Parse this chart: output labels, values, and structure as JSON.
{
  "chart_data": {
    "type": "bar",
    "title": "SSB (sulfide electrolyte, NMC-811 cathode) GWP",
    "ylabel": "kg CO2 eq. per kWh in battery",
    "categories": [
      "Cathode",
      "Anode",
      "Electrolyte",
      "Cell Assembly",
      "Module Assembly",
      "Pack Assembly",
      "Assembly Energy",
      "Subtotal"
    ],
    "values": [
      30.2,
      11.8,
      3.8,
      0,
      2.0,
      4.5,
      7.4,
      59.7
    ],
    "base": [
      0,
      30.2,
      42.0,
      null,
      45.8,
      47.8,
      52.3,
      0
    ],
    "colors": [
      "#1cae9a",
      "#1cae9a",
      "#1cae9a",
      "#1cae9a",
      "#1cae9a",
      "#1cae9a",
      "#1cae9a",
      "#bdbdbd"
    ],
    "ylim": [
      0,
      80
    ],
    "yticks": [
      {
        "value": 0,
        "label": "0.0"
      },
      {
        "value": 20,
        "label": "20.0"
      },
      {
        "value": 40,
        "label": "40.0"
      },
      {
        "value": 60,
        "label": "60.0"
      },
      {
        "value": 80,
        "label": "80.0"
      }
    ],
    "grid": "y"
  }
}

### Aim of the exercise
All of the material above needs to be copied exactly.

### Problem solution
Parse this chart: output labels, values, and structure as JSON.
{
  "chart_data": {
    "type": "bar",
    "title": "SSB (sulfide electrolyte, NMC-811 cathode) GWP",
    "ylabel": "kg CO2 eq. per kWh in battery",
    "categories": [
      "Cathode",
      "Anode",
      "Electrolyte",
      "Cell Assembly",
      "Module Assembly",
      "Pack Assembly",
      "Assembly Energy",
      "Subtotal"
    ],
    "values": [
      30.2,
      11.8,
      3.8,
      0,
      2.0,
      4.5,
      7.4,
      59.7
    ],
    "base": [
      0,
      30.2,
      42.0,
      null,
      45.8,
      47.8,
      52.3,
      0
    ],
    "colors": [
      "#1cae9a",
      "#1cae9a",
      "#1cae9a",
      "#1cae9a",
      "#1cae9a",
      "#1cae9a",
      "#1cae9a",
      "#bdbdbd"
    ],
    "ylim": [
      0,
      80
    ],
    "yticks": [
      {
        "value": 0,
        "label": "0.0"
      },
      {
        "value": 20,
        "label": "20.0"
      },
      {
        "value": 40,
        "label": "40.0"
      },
      {
        "value": 60,
        "label": "60.0"
      },
      {
        "value": 80,
        "label": "80.0"
      }
    ],
    "grid": "y"
  }
}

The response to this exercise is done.